### Given records
-- start --
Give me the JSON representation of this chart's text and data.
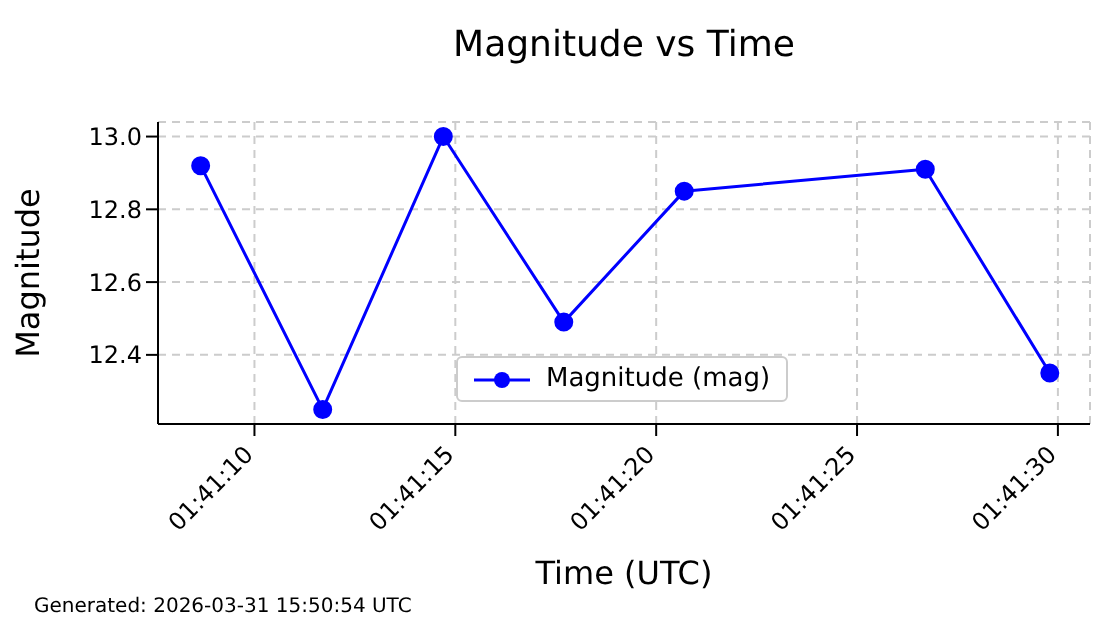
{
  "chart_data": {
    "type": "line",
    "title": "Magnitude vs Time",
    "xlabel": "Time (UTC)",
    "ylabel": "Magnitude",
    "annotations": [
      "Generated: 2026-03-31 15:50:54 UTC"
    ],
    "x": [
      1.685739,
      1.686583,
      1.687417,
      1.68825,
      1.689083,
      1.69075,
      1.691611
    ],
    "series": [
      {
        "name": "Magnitude (mag)",
        "color": "#0000ff",
        "values": [
          12.92,
          12.25,
          13.0,
          12.49,
          12.85,
          12.91,
          12.35
        ]
      }
    ],
    "xlim": [
      1.685444,
      1.691889
    ],
    "xticks": [
      {
        "value": 1.686111,
        "label": "01:41:10"
      },
      {
        "value": 1.6875,
        "label": "01:41:15"
      },
      {
        "value": 1.688889,
        "label": "01:41:20"
      },
      {
        "value": 1.690278,
        "label": "01:41:25"
      },
      {
        "value": 1.691667,
        "label": "01:41:30"
      }
    ],
    "ylim": [
      12.21,
      13.04
    ],
    "yticks": [
      12.4,
      12.6,
      12.8,
      {
        "value": 13.0,
        "label": "13.0"
      }
    ],
    "grid": true,
    "legend": "bottom",
    "marker": "circle",
    "line_style": "solid"
  }
}
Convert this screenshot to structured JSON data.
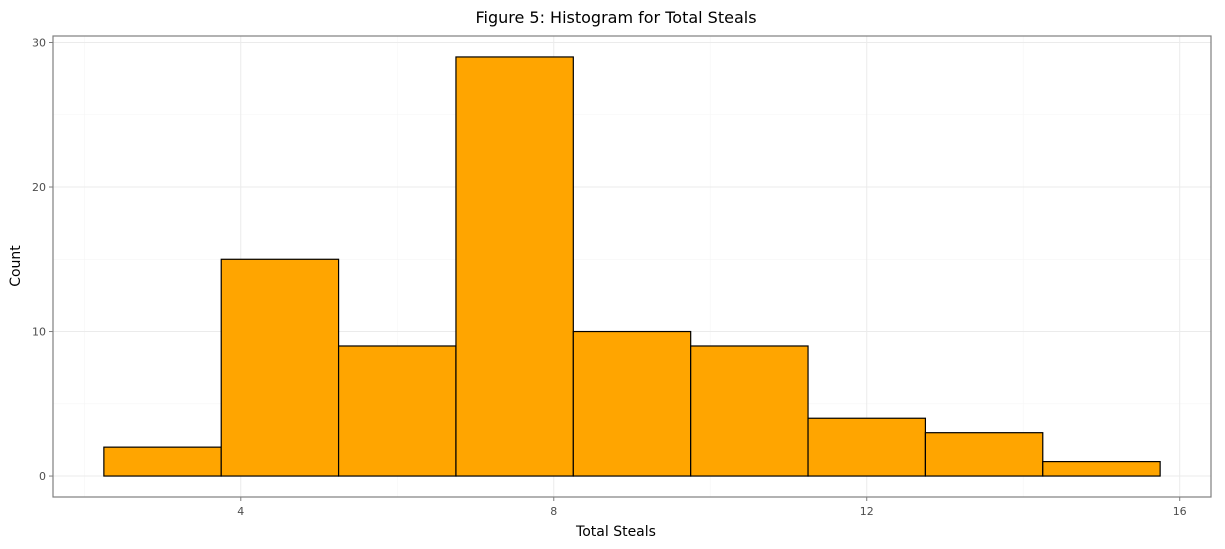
{
  "chart_data": {
    "type": "bar",
    "title": "Figure 5: Histogram for Total Steals",
    "xlabel": "Total Steals",
    "ylabel": "Count",
    "bar_color": "#ffa500",
    "bar_outline": "#000000",
    "xlim": [
      1.6,
      16.4
    ],
    "ylim": [
      -1.45,
      30.45
    ],
    "x_ticks": [
      4,
      8,
      12,
      16
    ],
    "y_ticks": [
      0,
      10,
      20,
      30
    ],
    "x_minor_ticks": [
      2,
      6,
      10,
      14
    ],
    "y_minor_ticks": [
      5,
      15,
      25
    ],
    "grid": true,
    "bins": [
      {
        "x0": 2.25,
        "x1": 3.75,
        "count": 2
      },
      {
        "x0": 3.75,
        "x1": 5.25,
        "count": 15
      },
      {
        "x0": 5.25,
        "x1": 6.75,
        "count": 9
      },
      {
        "x0": 6.75,
        "x1": 8.25,
        "count": 29
      },
      {
        "x0": 8.25,
        "x1": 9.75,
        "count": 10
      },
      {
        "x0": 9.75,
        "x1": 11.25,
        "count": 9
      },
      {
        "x0": 11.25,
        "x1": 12.75,
        "count": 4
      },
      {
        "x0": 12.75,
        "x1": 14.25,
        "count": 3
      },
      {
        "x0": 14.25,
        "x1": 15.75,
        "count": 1
      }
    ]
  }
}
-- end --
### Your task
Go over the records above and tally the lines with the word "JSON" in them. Give the number alone.

### Answer below
2